begin SUPPLIED DATA
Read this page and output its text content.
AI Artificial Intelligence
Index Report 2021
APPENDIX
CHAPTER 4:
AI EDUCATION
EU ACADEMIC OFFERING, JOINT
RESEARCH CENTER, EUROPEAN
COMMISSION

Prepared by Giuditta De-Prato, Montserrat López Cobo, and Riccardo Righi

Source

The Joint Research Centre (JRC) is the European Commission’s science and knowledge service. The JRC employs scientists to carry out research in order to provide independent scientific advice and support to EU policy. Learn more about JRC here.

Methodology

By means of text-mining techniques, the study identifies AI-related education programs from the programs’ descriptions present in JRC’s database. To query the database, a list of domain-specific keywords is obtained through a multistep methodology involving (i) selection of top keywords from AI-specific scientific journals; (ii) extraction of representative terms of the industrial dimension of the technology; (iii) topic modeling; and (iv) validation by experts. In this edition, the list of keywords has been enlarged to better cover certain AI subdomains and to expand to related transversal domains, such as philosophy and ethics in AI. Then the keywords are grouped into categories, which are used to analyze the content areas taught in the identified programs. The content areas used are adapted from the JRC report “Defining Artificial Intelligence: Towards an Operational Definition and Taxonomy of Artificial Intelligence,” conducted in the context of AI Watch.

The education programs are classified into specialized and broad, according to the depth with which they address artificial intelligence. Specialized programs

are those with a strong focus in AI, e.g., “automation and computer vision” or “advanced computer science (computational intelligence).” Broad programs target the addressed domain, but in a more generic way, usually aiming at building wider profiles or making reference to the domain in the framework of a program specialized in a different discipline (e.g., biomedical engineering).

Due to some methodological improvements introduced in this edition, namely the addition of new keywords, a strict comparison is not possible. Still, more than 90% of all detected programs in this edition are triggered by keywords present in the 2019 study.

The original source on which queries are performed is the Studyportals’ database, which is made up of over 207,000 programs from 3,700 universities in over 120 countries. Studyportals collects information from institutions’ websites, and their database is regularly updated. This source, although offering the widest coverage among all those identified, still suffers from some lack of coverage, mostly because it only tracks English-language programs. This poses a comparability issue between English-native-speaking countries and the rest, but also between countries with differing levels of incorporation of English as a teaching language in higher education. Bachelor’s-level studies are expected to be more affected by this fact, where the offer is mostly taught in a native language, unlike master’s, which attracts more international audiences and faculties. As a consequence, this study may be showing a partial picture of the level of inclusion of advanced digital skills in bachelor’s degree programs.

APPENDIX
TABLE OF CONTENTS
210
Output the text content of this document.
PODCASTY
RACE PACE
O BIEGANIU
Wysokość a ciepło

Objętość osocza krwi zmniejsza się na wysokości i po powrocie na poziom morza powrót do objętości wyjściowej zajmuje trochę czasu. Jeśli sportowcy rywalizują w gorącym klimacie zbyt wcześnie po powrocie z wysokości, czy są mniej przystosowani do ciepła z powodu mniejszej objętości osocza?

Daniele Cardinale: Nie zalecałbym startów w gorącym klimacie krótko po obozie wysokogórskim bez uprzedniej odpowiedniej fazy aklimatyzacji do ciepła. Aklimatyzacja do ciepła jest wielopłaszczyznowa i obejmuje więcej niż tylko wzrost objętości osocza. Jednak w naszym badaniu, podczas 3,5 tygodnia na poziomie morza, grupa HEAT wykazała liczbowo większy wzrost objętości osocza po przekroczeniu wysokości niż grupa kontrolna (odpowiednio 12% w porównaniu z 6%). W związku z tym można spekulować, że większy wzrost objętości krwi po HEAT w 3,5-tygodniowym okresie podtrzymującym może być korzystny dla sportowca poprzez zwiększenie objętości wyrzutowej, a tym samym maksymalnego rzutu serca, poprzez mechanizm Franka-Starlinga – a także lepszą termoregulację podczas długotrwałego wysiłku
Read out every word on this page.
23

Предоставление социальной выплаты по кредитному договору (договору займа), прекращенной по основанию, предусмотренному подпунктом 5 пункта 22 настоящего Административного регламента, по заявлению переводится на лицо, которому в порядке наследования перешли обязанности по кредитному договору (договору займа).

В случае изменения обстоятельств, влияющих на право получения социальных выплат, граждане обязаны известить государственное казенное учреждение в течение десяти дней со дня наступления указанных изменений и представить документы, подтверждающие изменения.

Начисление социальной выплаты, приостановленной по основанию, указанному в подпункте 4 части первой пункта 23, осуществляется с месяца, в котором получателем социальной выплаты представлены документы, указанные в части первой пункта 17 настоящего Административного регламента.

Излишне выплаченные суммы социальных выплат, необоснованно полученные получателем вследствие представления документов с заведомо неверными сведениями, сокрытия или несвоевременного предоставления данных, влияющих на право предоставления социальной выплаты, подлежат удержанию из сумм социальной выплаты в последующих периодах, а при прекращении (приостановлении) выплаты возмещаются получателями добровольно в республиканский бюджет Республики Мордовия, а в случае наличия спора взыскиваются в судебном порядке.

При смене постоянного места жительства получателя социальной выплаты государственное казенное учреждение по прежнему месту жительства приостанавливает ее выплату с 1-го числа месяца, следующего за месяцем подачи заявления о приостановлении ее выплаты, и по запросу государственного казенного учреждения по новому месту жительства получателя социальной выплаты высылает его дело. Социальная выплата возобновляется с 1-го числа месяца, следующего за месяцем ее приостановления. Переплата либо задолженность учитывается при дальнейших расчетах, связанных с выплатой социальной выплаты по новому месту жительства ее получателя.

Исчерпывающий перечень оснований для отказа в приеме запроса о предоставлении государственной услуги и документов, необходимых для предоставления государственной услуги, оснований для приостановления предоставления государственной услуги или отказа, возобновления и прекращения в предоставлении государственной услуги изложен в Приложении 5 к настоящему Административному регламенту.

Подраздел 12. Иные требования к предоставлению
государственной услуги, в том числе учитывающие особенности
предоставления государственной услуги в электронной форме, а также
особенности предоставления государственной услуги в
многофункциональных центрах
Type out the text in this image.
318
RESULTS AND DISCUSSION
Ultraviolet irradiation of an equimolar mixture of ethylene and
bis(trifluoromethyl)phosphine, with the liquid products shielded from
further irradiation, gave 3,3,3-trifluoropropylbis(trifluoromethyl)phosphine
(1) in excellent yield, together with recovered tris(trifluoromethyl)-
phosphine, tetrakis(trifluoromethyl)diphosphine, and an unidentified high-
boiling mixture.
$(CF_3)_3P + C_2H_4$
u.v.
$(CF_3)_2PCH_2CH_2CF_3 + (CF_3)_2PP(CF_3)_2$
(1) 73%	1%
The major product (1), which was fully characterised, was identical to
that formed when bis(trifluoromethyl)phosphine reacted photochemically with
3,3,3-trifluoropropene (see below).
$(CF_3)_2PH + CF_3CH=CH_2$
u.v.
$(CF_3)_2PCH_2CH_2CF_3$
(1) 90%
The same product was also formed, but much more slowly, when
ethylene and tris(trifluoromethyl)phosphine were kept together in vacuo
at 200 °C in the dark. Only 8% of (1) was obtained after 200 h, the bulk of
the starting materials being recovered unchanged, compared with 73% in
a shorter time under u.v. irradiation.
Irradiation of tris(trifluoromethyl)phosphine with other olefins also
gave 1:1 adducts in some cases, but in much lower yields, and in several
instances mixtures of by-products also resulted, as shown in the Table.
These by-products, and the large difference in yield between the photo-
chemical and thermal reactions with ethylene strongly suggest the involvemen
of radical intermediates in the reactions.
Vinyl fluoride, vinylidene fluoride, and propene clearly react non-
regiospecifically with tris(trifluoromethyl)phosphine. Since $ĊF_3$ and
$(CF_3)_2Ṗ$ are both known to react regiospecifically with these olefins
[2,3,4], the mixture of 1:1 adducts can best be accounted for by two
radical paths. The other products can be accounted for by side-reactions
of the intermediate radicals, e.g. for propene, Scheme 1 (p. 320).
end SUPPLIED DATA
= DO THIS =
List the lines that contain the word "much".

= PROBLEM SOLUTION =
The same product was also formed, but much more slowly, when
gave 1:1 adducts in some cases, but in much lower yields, and in several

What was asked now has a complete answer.